* Begin Data excerpts *
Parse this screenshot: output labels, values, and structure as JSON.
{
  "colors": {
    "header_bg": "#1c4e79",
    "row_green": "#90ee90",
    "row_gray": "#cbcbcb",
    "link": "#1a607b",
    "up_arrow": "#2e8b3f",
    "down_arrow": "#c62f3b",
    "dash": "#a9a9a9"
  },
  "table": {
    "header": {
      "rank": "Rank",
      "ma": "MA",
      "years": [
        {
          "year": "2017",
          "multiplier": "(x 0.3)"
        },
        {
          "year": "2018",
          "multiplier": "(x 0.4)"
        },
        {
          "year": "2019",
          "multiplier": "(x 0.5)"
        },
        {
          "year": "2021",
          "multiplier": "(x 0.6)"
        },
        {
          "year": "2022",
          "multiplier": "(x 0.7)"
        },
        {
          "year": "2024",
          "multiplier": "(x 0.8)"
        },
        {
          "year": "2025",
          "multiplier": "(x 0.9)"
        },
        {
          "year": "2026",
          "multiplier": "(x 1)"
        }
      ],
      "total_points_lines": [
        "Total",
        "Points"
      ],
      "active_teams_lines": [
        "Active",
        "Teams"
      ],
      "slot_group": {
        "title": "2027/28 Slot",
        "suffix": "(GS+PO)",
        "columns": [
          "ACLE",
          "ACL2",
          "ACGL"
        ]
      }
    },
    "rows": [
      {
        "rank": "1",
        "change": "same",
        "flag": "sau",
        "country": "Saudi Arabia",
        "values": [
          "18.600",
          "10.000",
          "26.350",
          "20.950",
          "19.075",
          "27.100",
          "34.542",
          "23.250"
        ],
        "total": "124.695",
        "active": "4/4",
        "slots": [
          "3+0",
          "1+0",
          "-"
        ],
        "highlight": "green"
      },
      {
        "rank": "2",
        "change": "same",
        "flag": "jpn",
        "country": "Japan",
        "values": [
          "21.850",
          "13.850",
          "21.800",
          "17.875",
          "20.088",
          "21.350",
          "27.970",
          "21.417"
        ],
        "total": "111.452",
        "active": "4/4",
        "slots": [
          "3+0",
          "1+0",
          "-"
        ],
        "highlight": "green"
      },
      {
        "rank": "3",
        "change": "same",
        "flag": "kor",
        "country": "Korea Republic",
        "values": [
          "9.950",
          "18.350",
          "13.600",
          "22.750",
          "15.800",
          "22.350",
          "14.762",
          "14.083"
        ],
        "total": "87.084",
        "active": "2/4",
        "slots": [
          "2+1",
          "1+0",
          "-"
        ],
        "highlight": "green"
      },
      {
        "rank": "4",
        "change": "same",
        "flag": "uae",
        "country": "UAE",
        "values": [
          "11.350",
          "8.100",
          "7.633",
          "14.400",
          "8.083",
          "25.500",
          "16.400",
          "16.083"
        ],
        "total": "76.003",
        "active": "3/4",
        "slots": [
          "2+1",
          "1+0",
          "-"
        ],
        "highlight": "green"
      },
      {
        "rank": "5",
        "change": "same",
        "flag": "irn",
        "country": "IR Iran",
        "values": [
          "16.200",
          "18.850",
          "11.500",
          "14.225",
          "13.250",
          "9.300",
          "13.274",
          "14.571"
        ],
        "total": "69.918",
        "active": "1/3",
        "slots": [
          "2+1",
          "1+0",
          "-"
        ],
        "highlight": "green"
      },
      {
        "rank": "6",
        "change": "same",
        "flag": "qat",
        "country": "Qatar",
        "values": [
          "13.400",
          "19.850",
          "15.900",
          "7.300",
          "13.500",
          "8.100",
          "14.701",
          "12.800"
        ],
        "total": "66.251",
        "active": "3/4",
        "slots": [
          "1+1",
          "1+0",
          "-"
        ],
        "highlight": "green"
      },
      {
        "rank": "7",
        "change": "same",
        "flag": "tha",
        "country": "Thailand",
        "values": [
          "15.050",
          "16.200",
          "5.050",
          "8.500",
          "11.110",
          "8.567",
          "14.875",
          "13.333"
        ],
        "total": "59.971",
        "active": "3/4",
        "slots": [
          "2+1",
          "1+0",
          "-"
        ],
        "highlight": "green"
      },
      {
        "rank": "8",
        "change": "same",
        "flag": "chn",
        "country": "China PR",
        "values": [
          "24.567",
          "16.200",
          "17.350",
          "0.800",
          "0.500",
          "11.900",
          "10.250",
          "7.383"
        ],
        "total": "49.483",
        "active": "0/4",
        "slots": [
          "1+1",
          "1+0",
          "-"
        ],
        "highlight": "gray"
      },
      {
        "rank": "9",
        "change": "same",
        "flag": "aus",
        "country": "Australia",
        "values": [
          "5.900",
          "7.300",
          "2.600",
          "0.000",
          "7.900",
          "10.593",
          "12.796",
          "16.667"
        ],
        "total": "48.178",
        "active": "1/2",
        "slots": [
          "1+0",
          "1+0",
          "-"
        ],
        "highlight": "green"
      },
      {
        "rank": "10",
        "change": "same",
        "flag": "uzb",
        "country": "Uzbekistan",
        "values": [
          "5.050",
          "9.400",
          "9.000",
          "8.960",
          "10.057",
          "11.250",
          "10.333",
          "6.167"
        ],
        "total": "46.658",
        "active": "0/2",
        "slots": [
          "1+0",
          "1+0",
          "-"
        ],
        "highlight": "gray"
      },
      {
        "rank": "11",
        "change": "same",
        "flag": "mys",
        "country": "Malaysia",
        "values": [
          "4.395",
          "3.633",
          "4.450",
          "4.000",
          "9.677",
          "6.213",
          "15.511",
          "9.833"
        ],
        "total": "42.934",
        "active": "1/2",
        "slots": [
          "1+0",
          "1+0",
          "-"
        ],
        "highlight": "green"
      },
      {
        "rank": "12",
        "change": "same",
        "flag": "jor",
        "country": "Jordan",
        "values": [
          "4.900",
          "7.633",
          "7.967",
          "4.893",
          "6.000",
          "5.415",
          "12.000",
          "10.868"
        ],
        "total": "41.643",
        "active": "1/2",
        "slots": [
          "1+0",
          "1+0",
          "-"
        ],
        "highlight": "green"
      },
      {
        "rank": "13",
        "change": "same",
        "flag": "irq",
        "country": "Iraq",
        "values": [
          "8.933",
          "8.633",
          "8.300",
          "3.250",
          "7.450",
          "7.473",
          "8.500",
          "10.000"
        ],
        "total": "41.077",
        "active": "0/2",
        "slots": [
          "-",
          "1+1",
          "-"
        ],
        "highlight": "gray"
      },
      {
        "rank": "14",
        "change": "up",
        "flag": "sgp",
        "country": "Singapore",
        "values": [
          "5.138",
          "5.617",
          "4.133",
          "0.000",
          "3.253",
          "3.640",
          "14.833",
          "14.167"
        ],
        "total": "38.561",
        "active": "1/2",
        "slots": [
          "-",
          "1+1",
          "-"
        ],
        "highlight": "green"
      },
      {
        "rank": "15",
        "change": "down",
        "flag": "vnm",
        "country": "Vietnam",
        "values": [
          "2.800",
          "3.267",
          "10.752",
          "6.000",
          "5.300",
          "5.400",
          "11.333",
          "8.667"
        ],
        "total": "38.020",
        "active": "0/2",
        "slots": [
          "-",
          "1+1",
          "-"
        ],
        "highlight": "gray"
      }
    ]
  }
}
* End Data excerpts *
• _Stated goal_: Write down the full listing again, exactly.

• _Full response_:
Parse this screenshot: output labels, values, and structure as JSON.
{
  "colors": {
    "header_bg": "#1c4e79",
    "row_green": "#90ee90",
    "row_gray": "#cbcbcb",
    "link": "#1a607b",
    "up_arrow": "#2e8b3f",
    "down_arrow": "#c62f3b",
    "dash": "#a9a9a9"
  },
  "table": {
    "header": {
      "rank": "Rank",
      "ma": "MA",
      "years": [
        {
          "year": "2017",
          "multiplier": "(x 0.3)"
        },
        {
          "year": "2018",
          "multiplier": "(x 0.4)"
        },
        {
          "year": "2019",
          "multiplier": "(x 0.5)"
        },
        {
          "year": "2021",
          "multiplier": "(x 0.6)"
        },
        {
          "year": "2022",
          "multiplier": "(x 0.7)"
        },
        {
          "year": "2024",
          "multiplier": "(x 0.8)"
        },
        {
          "year": "2025",
          "multiplier": "(x 0.9)"
        },
        {
          "year": "2026",
          "multiplier": "(x 1)"
        }
      ],
      "total_points_lines": [
        "Total",
        "Points"
      ],
      "active_teams_lines": [
        "Active",
        "Teams"
      ],
      "slot_group": {
        "title": "2027/28 Slot",
        "suffix": "(GS+PO)",
        "columns": [
          "ACLE",
          "ACL2",
          "ACGL"
        ]
      }
    },
    "rows": [
      {
        "rank": "1",
        "change": "same",
        "flag": "sau",
        "country": "Saudi Arabia",
        "values": [
          "18.600",
          "10.000",
          "26.350",
          "20.950",
          "19.075",
          "27.100",
          "34.542",
          "23.250"
        ],
        "total": "124.695",
        "active": "4/4",
        "slots": [
          "3+0",
          "1+0",
          "-"
        ],
        "highlight": "green"
      },
      {
        "rank": "2",
        "change": "same",
        "flag": "jpn",
        "country": "Japan",
        "values": [
          "21.850",
          "13.850",
          "21.800",
          "17.875",
          "20.088",
          "21.350",
          "27.970",
          "21.417"
        ],
        "total": "111.452",
        "active": "4/4",
        "slots": [
          "3+0",
          "1+0",
          "-"
        ],
        "highlight": "green"
      },
      {
        "rank": "3",
        "change": "same",
        "flag": "kor",
        "country": "Korea Republic",
        "values": [
          "9.950",
          "18.350",
          "13.600",
          "22.750",
          "15.800",
          "22.350",
          "14.762",
          "14.083"
        ],
        "total": "87.084",
        "active": "2/4",
        "slots": [
          "2+1",
          "1+0",
          "-"
        ],
        "highlight": "green"
      },
      {
        "rank": "4",
        "change": "same",
        "flag": "uae",
        "country": "UAE",
        "values": [
          "11.350",
          "8.100",
          "7.633",
          "14.400",
          "8.083",
          "25.500",
          "16.400",
          "16.083"
        ],
        "total": "76.003",
        "active": "3/4",
        "slots": [
          "2+1",
          "1+0",
          "-"
        ],
        "highlight": "green"
      },
      {
        "rank": "5",
        "change": "same",
        "flag": "irn",
        "country": "IR Iran",
        "values": [
          "16.200",
          "18.850",
          "11.500",
          "14.225",
          "13.250",
          "9.300",
          "13.274",
          "14.571"
        ],
        "total": "69.918",
        "active": "1/3",
        "slots": [
          "2+1",
          "1+0",
          "-"
        ],
        "highlight": "green"
      },
      {
        "rank": "6",
        "change": "same",
        "flag": "qat",
        "country": "Qatar",
        "values": [
          "13.400",
          "19.850",
          "15.900",
          "7.300",
          "13.500",
          "8.100",
          "14.701",
          "12.800"
        ],
        "total": "66.251",
        "active": "3/4",
        "slots": [
          "1+1",
          "1+0",
          "-"
        ],
        "highlight": "green"
      },
      {
        "rank": "7",
        "change": "same",
        "flag": "tha",
        "country": "Thailand",
        "values": [
          "15.050",
          "16.200",
          "5.050",
          "8.500",
          "11.110",
          "8.567",
          "14.875",
          "13.333"
        ],
        "total": "59.971",
        "active": "3/4",
        "slots": [
          "2+1",
          "1+0",
          "-"
        ],
        "highlight": "green"
      },
      {
        "rank": "8",
        "change": "same",
        "flag": "chn",
        "country": "China PR",
        "values": [
          "24.567",
          "16.200",
          "17.350",
          "0.800",
          "0.500",
          "11.900",
          "10.250",
          "7.383"
        ],
        "total": "49.483",
        "active": "0/4",
        "slots": [
          "1+1",
          "1+0",
          "-"
        ],
        "highlight": "gray"
      },
      {
        "rank": "9",
        "change": "same",
        "flag": "aus",
        "country": "Australia",
        "values": [
          "5.900",
          "7.300",
          "2.600",
          "0.000",
          "7.900",
          "10.593",
          "12.796",
          "16.667"
        ],
        "total": "48.178",
        "active": "1/2",
        "slots": [
          "1+0",
          "1+0",
          "-"
        ],
        "highlight": "green"
      },
      {
        "rank": "10",
        "change": "same",
        "flag": "uzb",
        "country": "Uzbekistan",
        "values": [
          "5.050",
          "9.400",
          "9.000",
          "8.960",
          "10.057",
          "11.250",
          "10.333",
          "6.167"
        ],
        "total": "46.658",
        "active": "0/2",
        "slots": [
          "1+0",
          "1+0",
          "-"
        ],
        "highlight": "gray"
      },
      {
        "rank": "11",
        "change": "same",
        "flag": "mys",
        "country": "Malaysia",
        "values": [
          "4.395",
          "3.633",
          "4.450",
          "4.000",
          "9.677",
          "6.213",
          "15.511",
          "9.833"
        ],
        "total": "42.934",
        "active": "1/2",
        "slots": [
          "1+0",
          "1+0",
          "-"
        ],
        "highlight": "green"
      },
      {
        "rank": "12",
        "change": "same",
        "flag": "jor",
        "country": "Jordan",
        "values": [
          "4.900",
          "7.633",
          "7.967",
          "4.893",
          "6.000",
          "5.415",
          "12.000",
          "10.868"
        ],
        "total": "41.643",
        "active": "1/2",
        "slots": [
          "1+0",
          "1+0",
          "-"
        ],
        "highlight": "green"
      },
      {
        "rank": "13",
        "change": "same",
        "flag": "irq",
        "country": "Iraq",
        "values": [
          "8.933",
          "8.633",
          "8.300",
          "3.250",
          "7.450",
          "7.473",
          "8.500",
          "10.000"
        ],
        "total": "41.077",
        "active": "0/2",
        "slots": [
          "-",
          "1+1",
          "-"
        ],
        "highlight": "gray"
      },
      {
        "rank": "14",
        "change": "up",
        "flag": "sgp",
        "country": "Singapore",
        "values": [
          "5.138",
          "5.617",
          "4.133",
          "0.000",
          "3.253",
          "3.640",
          "14.833",
          "14.167"
        ],
        "total": "38.561",
        "active": "1/2",
        "slots": [
          "-",
          "1+1",
          "-"
        ],
        "highlight": "green"
      },
      {
        "rank": "15",
        "change": "down",
        "flag": "vnm",
        "country": "Vietnam",
        "values": [
          "2.800",
          "3.267",
          "10.752",
          "6.000",
          "5.300",
          "5.400",
          "11.333",
          "8.667"
        ],
        "total": "38.020",
        "active": "0/2",
        "slots": [
          "-",
          "1+1",
          "-"
        ],
        "highlight": "gray"
      }
    ]
  }
}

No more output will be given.